Return the line containing "Read the values" and all lines after it exactly; stop at the end of the material.

[Start Data]

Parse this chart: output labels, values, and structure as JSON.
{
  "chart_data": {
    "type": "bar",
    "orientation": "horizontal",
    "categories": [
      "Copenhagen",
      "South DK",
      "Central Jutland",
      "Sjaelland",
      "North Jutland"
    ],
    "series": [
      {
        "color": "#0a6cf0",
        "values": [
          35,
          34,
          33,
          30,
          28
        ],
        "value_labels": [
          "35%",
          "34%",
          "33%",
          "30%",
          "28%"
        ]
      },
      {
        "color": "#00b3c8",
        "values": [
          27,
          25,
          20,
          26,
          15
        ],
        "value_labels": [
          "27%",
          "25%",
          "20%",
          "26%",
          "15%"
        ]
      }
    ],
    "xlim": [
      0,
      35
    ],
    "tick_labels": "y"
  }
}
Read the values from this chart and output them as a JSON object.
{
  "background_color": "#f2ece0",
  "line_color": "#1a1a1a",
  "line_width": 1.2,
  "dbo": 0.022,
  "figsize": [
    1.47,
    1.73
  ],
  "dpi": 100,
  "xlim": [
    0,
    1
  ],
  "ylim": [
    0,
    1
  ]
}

[End Data]

Complete output:
Read the values from this chart and output them as a JSON object.
{
  "background_color": "#f2ece0",
  "line_color": "#1a1a1a",
  "line_width": 1.2,
  "dbo": 0.022,
  "figsize": [
    1.47,
    1.73
  ],
  "dpi": 100,
  "xlim": [
    0,
    1
  ],
  "ylim": [
    0,
    1
  ]
}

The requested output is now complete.